Task statement
Copy every one of the following items word for word, keeping each line unchanged.

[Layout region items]
________
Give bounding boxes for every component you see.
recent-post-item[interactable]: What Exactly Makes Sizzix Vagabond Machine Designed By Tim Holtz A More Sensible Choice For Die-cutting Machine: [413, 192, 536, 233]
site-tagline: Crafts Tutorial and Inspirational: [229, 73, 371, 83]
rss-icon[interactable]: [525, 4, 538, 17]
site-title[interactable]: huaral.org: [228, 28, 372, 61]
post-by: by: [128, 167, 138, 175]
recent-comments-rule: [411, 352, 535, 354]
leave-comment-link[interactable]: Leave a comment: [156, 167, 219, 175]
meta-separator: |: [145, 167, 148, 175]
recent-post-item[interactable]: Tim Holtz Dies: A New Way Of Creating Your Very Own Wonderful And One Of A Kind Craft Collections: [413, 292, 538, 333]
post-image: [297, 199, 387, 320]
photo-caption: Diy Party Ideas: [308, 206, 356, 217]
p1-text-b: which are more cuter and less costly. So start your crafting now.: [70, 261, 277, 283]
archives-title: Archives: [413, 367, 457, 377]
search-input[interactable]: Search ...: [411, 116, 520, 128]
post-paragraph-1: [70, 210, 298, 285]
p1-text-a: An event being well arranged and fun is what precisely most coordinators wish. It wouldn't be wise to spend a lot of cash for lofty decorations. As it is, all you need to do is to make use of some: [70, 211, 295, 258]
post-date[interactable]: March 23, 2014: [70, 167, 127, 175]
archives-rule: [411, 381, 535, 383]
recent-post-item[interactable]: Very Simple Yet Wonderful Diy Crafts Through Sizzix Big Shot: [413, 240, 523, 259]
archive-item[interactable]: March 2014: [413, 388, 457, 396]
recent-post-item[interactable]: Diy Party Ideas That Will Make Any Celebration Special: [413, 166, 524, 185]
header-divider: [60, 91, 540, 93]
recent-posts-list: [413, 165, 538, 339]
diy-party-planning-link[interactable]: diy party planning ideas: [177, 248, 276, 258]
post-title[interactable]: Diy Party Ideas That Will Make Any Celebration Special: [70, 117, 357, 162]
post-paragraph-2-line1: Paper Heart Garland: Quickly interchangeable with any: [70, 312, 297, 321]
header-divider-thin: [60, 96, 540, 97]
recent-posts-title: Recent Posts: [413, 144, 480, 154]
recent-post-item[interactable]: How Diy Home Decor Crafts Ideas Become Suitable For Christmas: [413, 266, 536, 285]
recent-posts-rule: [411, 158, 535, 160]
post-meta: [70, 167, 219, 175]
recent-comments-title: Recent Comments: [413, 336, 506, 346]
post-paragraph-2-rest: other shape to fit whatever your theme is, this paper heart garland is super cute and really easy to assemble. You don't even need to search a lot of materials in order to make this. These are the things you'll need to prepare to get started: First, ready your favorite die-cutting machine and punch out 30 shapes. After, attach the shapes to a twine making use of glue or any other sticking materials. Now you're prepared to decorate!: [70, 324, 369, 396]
________
Correct response
Give bounding boxes for every component you see.
recent-post-item[interactable]: What Exactly Makes Sizzix Vagabond Machine Designed By Tim Holtz A More Sensible Choice For Die-cutting Machine: [413, 192, 536, 233]
site-tagline: Crafts Tutorial and Inspirational: [229, 73, 371, 83]
rss-icon[interactable]: [525, 4, 538, 17]
site-title[interactable]: huaral.org: [228, 28, 372, 61]
post-by: by: [128, 167, 138, 175]
recent-comments-rule: [411, 352, 535, 354]
leave-comment-link[interactable]: Leave a comment: [156, 167, 219, 175]
meta-separator: |: [145, 167, 148, 175]
recent-post-item[interactable]: Tim Holtz Dies: A New Way Of Creating Your Very Own Wonderful And One Of A Kind Craft Collections: [413, 292, 538, 333]
post-image: [297, 199, 387, 320]
photo-caption: Diy Party Ideas: [308, 206, 356, 217]
p1-text-b: which are more cuter and less costly. So start your crafting now.: [70, 261, 277, 283]
archives-title: Archives: [413, 367, 457, 377]
search-input[interactable]: Search ...: [411, 116, 520, 128]
post-paragraph-1: [70, 210, 298, 285]
p1-text-a: An event being well arranged and fun is what precisely most coordinators wish. It wouldn't be wise to spend a lot of cash for lofty decorations. As it is, all you need to do is to make use of some: [70, 211, 295, 258]
post-date[interactable]: March 23, 2014: [70, 167, 127, 175]
archives-rule: [411, 381, 535, 383]
recent-post-item[interactable]: Very Simple Yet Wonderful Diy Crafts Through Sizzix Big Shot: [413, 240, 523, 259]
archive-item[interactable]: March 2014: [413, 388, 457, 396]
recent-post-item[interactable]: Diy Party Ideas That Will Make Any Celebration Special: [413, 166, 524, 185]
header-divider: [60, 91, 540, 93]
recent-posts-list: [413, 165, 538, 339]
diy-party-planning-link[interactable]: diy party planning ideas: [177, 248, 276, 258]
post-title[interactable]: Diy Party Ideas That Will Make Any Celebration Special: [70, 117, 357, 162]
post-paragraph-2-line1: Paper Heart Garland: Quickly interchangeable with any: [70, 312, 297, 321]
header-divider-thin: [60, 96, 540, 97]
recent-posts-title: Recent Posts: [413, 144, 480, 154]
recent-post-item[interactable]: How Diy Home Decor Crafts Ideas Become Suitable For Christmas: [413, 266, 536, 285]
recent-posts-rule: [411, 158, 535, 160]
post-meta: [70, 167, 219, 175]
recent-comments-title: Recent Comments: [413, 336, 506, 346]
post-paragraph-2-rest: other shape to fit whatever your theme is, this paper heart garland is super cute and really easy to assemble. You don't even need to search a lot of materials in order to make this. These are the things you'll need to prepare to get started: First, ready your favorite die-cutting machine and punch out 30 shapes. After, attach the shapes to a twine making use of glue or any other sticking materials. Now you're prepared to decorate!: [70, 324, 369, 396]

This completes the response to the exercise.